> **Data listing**:
** Begin **

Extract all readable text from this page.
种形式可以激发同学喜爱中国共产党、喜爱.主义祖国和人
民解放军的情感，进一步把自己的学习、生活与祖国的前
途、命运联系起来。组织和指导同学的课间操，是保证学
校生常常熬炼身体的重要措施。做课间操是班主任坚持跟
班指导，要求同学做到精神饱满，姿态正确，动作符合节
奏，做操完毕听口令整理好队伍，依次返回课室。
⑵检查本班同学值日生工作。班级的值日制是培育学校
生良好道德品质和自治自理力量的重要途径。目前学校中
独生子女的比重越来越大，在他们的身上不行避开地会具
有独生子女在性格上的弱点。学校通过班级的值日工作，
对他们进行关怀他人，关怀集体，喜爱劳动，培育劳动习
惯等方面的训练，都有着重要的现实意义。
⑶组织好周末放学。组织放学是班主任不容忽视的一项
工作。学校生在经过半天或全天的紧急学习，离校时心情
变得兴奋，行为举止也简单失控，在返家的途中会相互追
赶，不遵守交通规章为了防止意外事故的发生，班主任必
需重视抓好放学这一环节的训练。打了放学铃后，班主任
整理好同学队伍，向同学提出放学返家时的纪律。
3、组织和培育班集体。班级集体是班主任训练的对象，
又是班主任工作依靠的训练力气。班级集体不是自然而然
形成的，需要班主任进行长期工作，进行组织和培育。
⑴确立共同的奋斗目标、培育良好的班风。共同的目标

** End **

> **Written task**: Retype all of the entries precisely as they are.

> **Result of this exercise**:
Extract all readable text from this page.
种形式可以激发同学喜爱中国共产党、喜爱.主义祖国和人
民解放军的情感，进一步把自己的学习、生活与祖国的前
途、命运联系起来。组织和指导同学的课间操，是保证学
校生常常熬炼身体的重要措施。做课间操是班主任坚持跟
班指导，要求同学做到精神饱满，姿态正确，动作符合节
奏，做操完毕听口令整理好队伍，依次返回课室。
⑵检查本班同学值日生工作。班级的值日制是培育学校
生良好道德品质和自治自理力量的重要途径。目前学校中
独生子女的比重越来越大，在他们的身上不行避开地会具
有独生子女在性格上的弱点。学校通过班级的值日工作，
对他们进行关怀他人，关怀集体，喜爱劳动，培育劳动习
惯等方面的训练，都有着重要的现实意义。
⑶组织好周末放学。组织放学是班主任不容忽视的一项
工作。学校生在经过半天或全天的紧急学习，离校时心情
变得兴奋，行为举止也简单失控，在返家的途中会相互追
赶，不遵守交通规章为了防止意外事故的发生，班主任必
需重视抓好放学这一环节的训练。打了放学铃后，班主任
整理好同学队伍，向同学提出放学返家时的纪律。
3、组织和培育班集体。班级集体是班主任训练的对象，
又是班主任工作依靠的训练力气。班级集体不是自然而然
形成的，需要班主任进行长期工作，进行组织和培育。
⑴确立共同的奋斗目标、培育良好的班风。共同的目标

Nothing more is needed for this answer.